Directions
Copy out all of the data that follows, exactly as it appears.

Data extract
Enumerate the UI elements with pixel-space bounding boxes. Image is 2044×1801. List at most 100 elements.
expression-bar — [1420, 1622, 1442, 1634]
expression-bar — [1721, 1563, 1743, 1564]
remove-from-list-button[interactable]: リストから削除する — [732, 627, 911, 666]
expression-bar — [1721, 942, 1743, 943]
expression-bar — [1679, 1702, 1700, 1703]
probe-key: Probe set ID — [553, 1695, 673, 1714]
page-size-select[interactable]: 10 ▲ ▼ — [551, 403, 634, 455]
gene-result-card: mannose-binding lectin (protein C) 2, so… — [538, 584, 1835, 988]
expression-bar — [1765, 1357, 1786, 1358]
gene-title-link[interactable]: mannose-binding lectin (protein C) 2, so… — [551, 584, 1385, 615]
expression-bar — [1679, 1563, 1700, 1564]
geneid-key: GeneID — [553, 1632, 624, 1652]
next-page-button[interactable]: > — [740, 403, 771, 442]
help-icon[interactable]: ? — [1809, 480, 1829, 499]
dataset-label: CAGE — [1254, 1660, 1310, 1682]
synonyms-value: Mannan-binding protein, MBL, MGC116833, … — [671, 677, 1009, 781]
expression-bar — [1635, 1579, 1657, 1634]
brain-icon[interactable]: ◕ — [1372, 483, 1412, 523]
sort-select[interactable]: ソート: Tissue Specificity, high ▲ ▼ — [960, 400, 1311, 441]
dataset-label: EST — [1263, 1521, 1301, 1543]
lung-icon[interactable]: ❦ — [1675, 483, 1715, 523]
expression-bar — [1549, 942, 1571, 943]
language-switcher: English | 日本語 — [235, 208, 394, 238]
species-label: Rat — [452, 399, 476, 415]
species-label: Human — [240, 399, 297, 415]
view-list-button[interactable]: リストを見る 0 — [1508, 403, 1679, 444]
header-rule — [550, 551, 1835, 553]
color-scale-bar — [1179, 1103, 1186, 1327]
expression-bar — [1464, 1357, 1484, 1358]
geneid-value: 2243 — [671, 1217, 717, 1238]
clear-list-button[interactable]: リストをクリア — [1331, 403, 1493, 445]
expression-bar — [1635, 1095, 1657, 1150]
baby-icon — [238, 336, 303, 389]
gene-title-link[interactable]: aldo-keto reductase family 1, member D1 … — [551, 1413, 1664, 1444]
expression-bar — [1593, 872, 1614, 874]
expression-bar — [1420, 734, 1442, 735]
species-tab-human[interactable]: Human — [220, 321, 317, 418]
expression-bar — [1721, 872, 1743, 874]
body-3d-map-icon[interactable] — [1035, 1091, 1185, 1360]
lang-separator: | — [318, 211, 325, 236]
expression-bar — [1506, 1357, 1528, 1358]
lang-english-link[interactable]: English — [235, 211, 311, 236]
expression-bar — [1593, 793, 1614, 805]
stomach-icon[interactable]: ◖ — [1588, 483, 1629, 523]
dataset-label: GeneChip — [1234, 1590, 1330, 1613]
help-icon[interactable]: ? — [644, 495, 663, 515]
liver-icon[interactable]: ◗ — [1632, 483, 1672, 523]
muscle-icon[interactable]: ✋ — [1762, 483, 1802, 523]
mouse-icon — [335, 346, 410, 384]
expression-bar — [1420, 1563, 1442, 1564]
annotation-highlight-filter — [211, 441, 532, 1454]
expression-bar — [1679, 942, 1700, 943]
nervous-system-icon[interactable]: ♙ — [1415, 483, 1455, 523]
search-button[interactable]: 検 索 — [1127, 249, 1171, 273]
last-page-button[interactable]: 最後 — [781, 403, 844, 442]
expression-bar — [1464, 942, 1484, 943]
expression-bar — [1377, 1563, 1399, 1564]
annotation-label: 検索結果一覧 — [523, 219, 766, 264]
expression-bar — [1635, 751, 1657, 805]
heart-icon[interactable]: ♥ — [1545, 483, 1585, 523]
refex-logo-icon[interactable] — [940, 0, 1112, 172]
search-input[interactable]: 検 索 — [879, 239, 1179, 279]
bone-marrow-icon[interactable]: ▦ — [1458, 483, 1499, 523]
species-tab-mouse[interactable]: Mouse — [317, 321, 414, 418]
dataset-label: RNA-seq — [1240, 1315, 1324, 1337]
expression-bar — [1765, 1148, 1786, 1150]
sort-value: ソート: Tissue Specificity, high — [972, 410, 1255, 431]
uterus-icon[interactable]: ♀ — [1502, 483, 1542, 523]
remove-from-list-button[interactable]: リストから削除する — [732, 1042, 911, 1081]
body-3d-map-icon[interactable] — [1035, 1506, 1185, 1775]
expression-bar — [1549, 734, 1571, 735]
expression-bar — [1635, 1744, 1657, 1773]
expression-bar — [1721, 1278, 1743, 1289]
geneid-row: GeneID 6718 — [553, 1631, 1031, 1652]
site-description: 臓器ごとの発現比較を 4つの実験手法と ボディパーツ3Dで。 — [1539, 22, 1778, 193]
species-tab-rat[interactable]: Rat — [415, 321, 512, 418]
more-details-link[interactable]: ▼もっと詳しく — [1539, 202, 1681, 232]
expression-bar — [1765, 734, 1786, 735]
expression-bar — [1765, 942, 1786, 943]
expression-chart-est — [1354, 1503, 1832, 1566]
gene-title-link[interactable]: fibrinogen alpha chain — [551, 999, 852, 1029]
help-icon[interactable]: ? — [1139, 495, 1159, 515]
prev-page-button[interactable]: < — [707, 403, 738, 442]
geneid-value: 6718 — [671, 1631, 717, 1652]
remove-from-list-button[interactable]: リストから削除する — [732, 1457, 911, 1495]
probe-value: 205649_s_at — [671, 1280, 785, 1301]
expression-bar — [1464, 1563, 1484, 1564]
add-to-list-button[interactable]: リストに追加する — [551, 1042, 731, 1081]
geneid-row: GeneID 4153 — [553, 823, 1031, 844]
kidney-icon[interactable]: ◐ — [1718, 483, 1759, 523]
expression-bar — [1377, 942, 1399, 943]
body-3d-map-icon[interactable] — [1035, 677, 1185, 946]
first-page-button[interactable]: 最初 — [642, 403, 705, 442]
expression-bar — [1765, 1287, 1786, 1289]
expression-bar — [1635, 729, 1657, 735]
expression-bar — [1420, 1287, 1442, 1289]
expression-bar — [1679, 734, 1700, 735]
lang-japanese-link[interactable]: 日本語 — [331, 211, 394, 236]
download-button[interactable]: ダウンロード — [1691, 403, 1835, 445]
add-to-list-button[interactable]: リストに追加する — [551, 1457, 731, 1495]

Solution for this task
Enumerate the UI elements with pixel-space bounding boxes. Image is 2044×1801. List at most 100 elements.
expression-bar — [1420, 1622, 1442, 1634]
expression-bar — [1721, 1563, 1743, 1564]
remove-from-list-button[interactable]: リストから削除する — [732, 627, 911, 666]
expression-bar — [1721, 942, 1743, 943]
expression-bar — [1679, 1702, 1700, 1703]
probe-key: Probe set ID — [553, 1695, 673, 1714]
page-size-select[interactable]: 10 ▲ ▼ — [551, 403, 634, 455]
gene-result-card: mannose-binding lectin (protein C) 2, so… — [538, 584, 1835, 988]
expression-bar — [1765, 1357, 1786, 1358]
gene-title-link[interactable]: mannose-binding lectin (protein C) 2, so… — [551, 584, 1385, 615]
expression-bar — [1679, 1563, 1700, 1564]
geneid-key: GeneID — [553, 1632, 624, 1652]
next-page-button[interactable]: > — [740, 403, 771, 442]
help-icon[interactable]: ? — [1809, 480, 1829, 499]
dataset-label: CAGE — [1254, 1660, 1310, 1682]
synonyms-value: Mannan-binding protein, MBL, MGC116833, … — [671, 677, 1009, 781]
expression-bar — [1635, 1579, 1657, 1634]
brain-icon[interactable]: ◕ — [1372, 483, 1412, 523]
sort-select[interactable]: ソート: Tissue Specificity, high ▲ ▼ — [960, 400, 1311, 441]
dataset-label: EST — [1263, 1521, 1301, 1543]
lung-icon[interactable]: ❦ — [1675, 483, 1715, 523]
expression-bar — [1549, 942, 1571, 943]
language-switcher: English | 日本語 — [235, 208, 394, 238]
species-label: Rat — [452, 399, 476, 415]
species-label: Human — [240, 399, 297, 415]
view-list-button[interactable]: リストを見る 0 — [1508, 403, 1679, 444]
header-rule — [550, 551, 1835, 553]
color-scale-bar — [1179, 1103, 1186, 1327]
expression-bar — [1464, 1357, 1484, 1358]
geneid-value: 2243 — [671, 1217, 717, 1238]
clear-list-button[interactable]: リストをクリア — [1331, 403, 1493, 445]
expression-bar — [1635, 1095, 1657, 1150]
baby-icon — [238, 336, 303, 389]
gene-title-link[interactable]: aldo-keto reductase family 1, member D1 … — [551, 1413, 1664, 1444]
expression-bar — [1593, 872, 1614, 874]
expression-bar — [1420, 734, 1442, 735]
species-tab-human[interactable]: Human — [220, 321, 317, 418]
expression-bar — [1721, 872, 1743, 874]
body-3d-map-icon[interactable] — [1035, 1091, 1185, 1360]
lang-separator: | — [318, 211, 325, 236]
expression-bar — [1506, 1357, 1528, 1358]
lang-english-link[interactable]: English — [235, 211, 311, 236]
expression-bar — [1593, 793, 1614, 805]
stomach-icon[interactable]: ◖ — [1588, 483, 1629, 523]
dataset-label: GeneChip — [1234, 1590, 1330, 1613]
help-icon[interactable]: ? — [644, 495, 663, 515]
liver-icon[interactable]: ◗ — [1632, 483, 1672, 523]
muscle-icon[interactable]: ✋ — [1762, 483, 1802, 523]
mouse-icon — [335, 346, 410, 384]
expression-bar — [1420, 1563, 1442, 1564]
annotation-highlight-filter — [211, 441, 532, 1454]
expression-bar — [1679, 942, 1700, 943]
nervous-system-icon[interactable]: ♙ — [1415, 483, 1455, 523]
search-button[interactable]: 検 索 — [1127, 249, 1171, 273]
last-page-button[interactable]: 最後 — [781, 403, 844, 442]
expression-bar — [1464, 942, 1484, 943]
expression-bar — [1377, 1563, 1399, 1564]
annotation-label: 検索結果一覧 — [523, 219, 766, 264]
expression-bar — [1635, 751, 1657, 805]
heart-icon[interactable]: ♥ — [1545, 483, 1585, 523]
refex-logo-icon[interactable] — [940, 0, 1112, 172]
search-input[interactable]: 検 索 — [879, 239, 1179, 279]
bone-marrow-icon[interactable]: ▦ — [1458, 483, 1499, 523]
species-tab-mouse[interactable]: Mouse — [317, 321, 414, 418]
dataset-label: RNA-seq — [1240, 1315, 1324, 1337]
expression-bar — [1765, 1148, 1786, 1150]
sort-value: ソート: Tissue Specificity, high — [972, 410, 1255, 431]
uterus-icon[interactable]: ♀ — [1502, 483, 1542, 523]
remove-from-list-button[interactable]: リストから削除する — [732, 1042, 911, 1081]
body-3d-map-icon[interactable] — [1035, 1506, 1185, 1775]
expression-bar — [1549, 734, 1571, 735]
expression-bar — [1635, 1744, 1657, 1773]
expression-bar — [1721, 1278, 1743, 1289]
geneid-row: GeneID 6718 — [553, 1631, 1031, 1652]
site-description: 臓器ごとの発現比較を 4つの実験手法と ボディパーツ3Dで。 — [1539, 22, 1778, 193]
species-tab-rat[interactable]: Rat — [415, 321, 512, 418]
more-details-link[interactable]: ▼もっと詳しく — [1539, 202, 1681, 232]
expression-bar — [1765, 734, 1786, 735]
expression-bar — [1765, 942, 1786, 943]
expression-chart-est — [1354, 1503, 1832, 1566]
gene-title-link[interactable]: fibrinogen alpha chain — [551, 999, 852, 1029]
help-icon[interactable]: ? — [1139, 495, 1159, 515]
prev-page-button[interactable]: < — [707, 403, 738, 442]
geneid-value: 6718 — [671, 1631, 717, 1652]
remove-from-list-button[interactable]: リストから削除する — [732, 1457, 911, 1495]
probe-value: 205649_s_at — [671, 1280, 785, 1301]
expression-bar — [1464, 1563, 1484, 1564]
add-to-list-button[interactable]: リストに追加する — [551, 1042, 731, 1081]
geneid-row: GeneID 4153 — [553, 823, 1031, 844]
kidney-icon[interactable]: ◐ — [1718, 483, 1759, 523]
expression-bar — [1377, 942, 1399, 943]
body-3d-map-icon[interactable] — [1035, 677, 1185, 946]
first-page-button[interactable]: 最初 — [642, 403, 705, 442]
expression-bar — [1765, 1287, 1786, 1289]
expression-bar — [1635, 729, 1657, 735]
expression-bar — [1420, 1287, 1442, 1289]
expression-bar — [1679, 734, 1700, 735]
lang-japanese-link[interactable]: 日本語 — [331, 211, 394, 236]
download-button[interactable]: ダウンロード — [1691, 403, 1835, 445]
add-to-list-button[interactable]: リストに追加する — [551, 1457, 731, 1495]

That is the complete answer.